== Given task 1 ==
In the neural network question, what accuracy range does the author report getting?
== Given task 2 ==
Rewrite the entries from the line holding "signal-icon [480, 21, 497, 38]" through the line holding "mute-icon [390, 20, 408, 38]", inclusive, with "bookmark-star-icon" changed to "favorite-star-icon" and nothing else altered.

== Document text ==
══════════
Use of scipy.optimize.minimize in Neural Network

Question

Trying to use Backpropagation Neural Network for multiclass classification. I have found this code and try to adapt it. It is based on the lections of Machine Learning in Coursera from Andrew Ng.

I don't understand exactly the implementation of scipy.optimize.minimize function here. It is used just once in the code. Is it iteratively updating the weights of the network? How can I visualize (plot) it's performance to see when it converges?

Using this function what parameters I can adjust to achieve better performance? I found here a list common parameters:

Number of neurons in the hidden layer: this is hidden_layer_size=25 in my code
Learning rate: can I still adjust that using built-in minimization function?
Momentum: is that reg_lambda=0 in my case? Regularization parameter to avoid overfitting, right?
Epoch: maxiter=500

Here is my training data (target class is in the last column):

65535, 3670, 65535, 3885, -0.73, 1
65535, 3962, 65535, 3556, -0.72, 1
65535, 3573, 65535, 3529, -0.61, 1
3758, 3123, 4117, 3173, -0.21, 0
3906, 3119, 4288, 3135, -0.28, 0
3750, 3073, 4080, 3212, -0.26, 0
65535, 3458, 65535, 3330, -0.85, 2
65535, 3315, 65535, 3306, -0.87, 2
65535, 3950, 65535, 3613, -0.84, 2
65535, 32576, 65535, 19613, -0.35, 3
65535, 16657, 65535, 16618, -0.37, 3
65535, 16657, 65535, 16618, -0.32, 3

The dependencies are so obvious, I think it should be so easy to classify it...

But results are terrible. I get accuracy of 0.6 to 0.8. This is absolutely inappropriate for my application. I know I need more data normally, but I would be already happy when I could at least fit the training data (without taking into account potential overfitting)

Here is the code:

import numpy as np
from scipy import optimize

from sklearn import cross_validation
from sklearn.metrics import accuracy_score
import math

class NN_1HL(object):

    def __init__(self, reg_lambda=0, epsilon_init=0.12, hidden_layer_size=25, opti_method='TNC', maxiter=500):
        self.reg_lambda = reg_lambda
        self.epsilon_init = epsilon_init
        self.hidden_layer_size = hidden_layer_size
        self.activation_func = self.sigmoid
        self.activation_func_prime = self.sigmoid_prime
        self.method = opti_method
        self.maxiter = maxiter

    def sigmoid(self, z):
        return 1 / (1 + np.exp(-z))
══════════
== Material ==
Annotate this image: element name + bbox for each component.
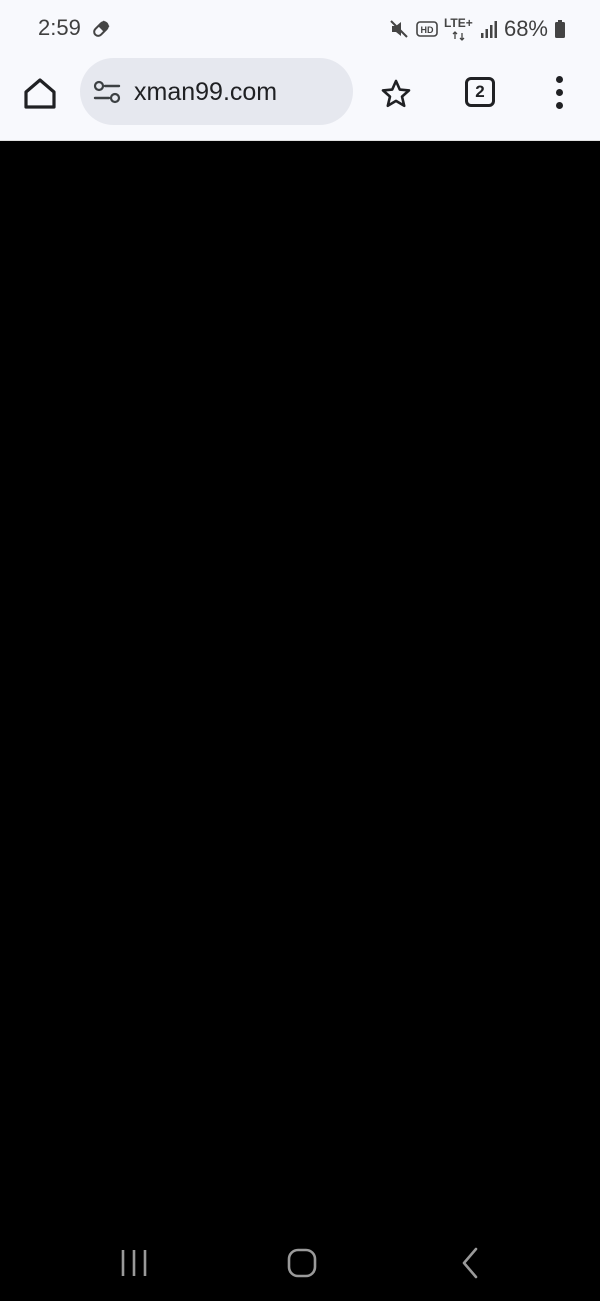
signal-icon [480, 21, 497, 38]
phone-screen: 2:59 HD LTE+ 68% xman99.com 2 [0, 0, 600, 1301]
tab-switcher-icon[interactable]: 2 [465, 77, 495, 107]
hd-icon: HD [416, 21, 438, 37]
tab-count: 2 [475, 82, 485, 101]
lte-plus-icon: LTE+ [444, 16, 474, 42]
home-icon[interactable] [22, 75, 58, 111]
network-label: LTE+ [443, 16, 473, 30]
status-icons: HD LTE+ 68% [388, 14, 566, 44]
bookmark-star-icon[interactable] [380, 78, 412, 110]
mute-icon [390, 20, 408, 38]
address-bar[interactable]: xman99.com [80, 58, 353, 125]
browser-toolbar: xman99.com 2 [0, 58, 600, 141]
url-text[interactable]: xman99.com [134, 78, 277, 107]
battery-icon [555, 20, 565, 38]
site-settings-icon[interactable] [93, 80, 121, 104]
back-icon[interactable] [440, 1243, 500, 1283]
more-options-icon[interactable] [548, 76, 572, 110]
pill-icon [93, 20, 110, 37]
recents-icon[interactable] [104, 1243, 164, 1283]
status-bar: 2:59 HD LTE+ 68% [0, 0, 600, 58]
status-time: 2:59 [38, 15, 81, 40]
svg-text:HD: HD [420, 25, 433, 35]
web-page-content[interactable] [0, 141, 600, 1221]
home-icon[interactable] [272, 1243, 332, 1283]
system-nav-bar [0, 1221, 600, 1301]
battery-percent: 68% [503, 16, 548, 41]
══════════
== Expected output 1 ==
0.6 to 0.8

== Expected output 2 ==
signal-icon [480, 21, 497, 38]
phone-screen: 2:59 HD LTE+ 68% xman99.com 2 [0, 0, 600, 1301]
tab-switcher-icon[interactable]: 2 [465, 77, 495, 107]
hd-icon: HD [416, 21, 438, 37]
tab-count: 2 [475, 82, 485, 101]
lte-plus-icon: LTE+ [444, 16, 474, 42]
home-icon[interactable] [22, 75, 58, 111]
network-label: LTE+ [443, 16, 473, 30]
status-icons: HD LTE+ 68% [388, 14, 566, 44]
favorite-star-icon[interactable] [380, 78, 412, 110]
mute-icon [390, 20, 408, 38]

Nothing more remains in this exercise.